— WRITTEN INSTRUCTION —
Lines containing the word "name" are to be located and copied.

— RECORDS FOR THIS TASK —
<<<<

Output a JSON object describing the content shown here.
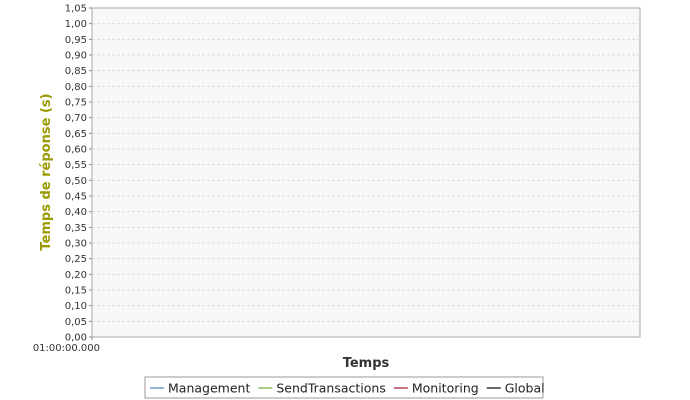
{
  "chart_data": {
    "type": "line",
    "title": "",
    "xlabel": "Temps",
    "ylabel": "Temps de réponse (s)",
    "ylim": [
      0,
      1.05
    ],
    "y_ticks": [
      "0,00",
      "0,05",
      "0,10",
      "0,15",
      "0,20",
      "0,25",
      "0,30",
      "0,35",
      "0,40",
      "0,45",
      "0,50",
      "0,55",
      "0,60",
      "0,65",
      "0,70",
      "0,75",
      "0,80",
      "0,85",
      "0,90",
      "0,95",
      "1,00",
      "1,05"
    ],
    "x_ticks": [
      "01:00:00.000"
    ],
    "grid": true,
    "legend_position": "bottom",
    "series": [
      {
        "name": "Management",
        "color": "#4f81bd",
        "values": []
      },
      {
        "name": "SendTransactions",
        "color": "#70b030",
        "values": []
      },
      {
        "name": "Monitoring",
        "color": "#a01030",
        "values": []
      },
      {
        "name": "Global",
        "color": "#000000",
        "values": []
      }
    ]
  }
}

>>>>

— EXPECTED ANSWER —
        "name": "Management",
        "name": "SendTransactions",
        "name": "Monitoring",
        "name": "Global",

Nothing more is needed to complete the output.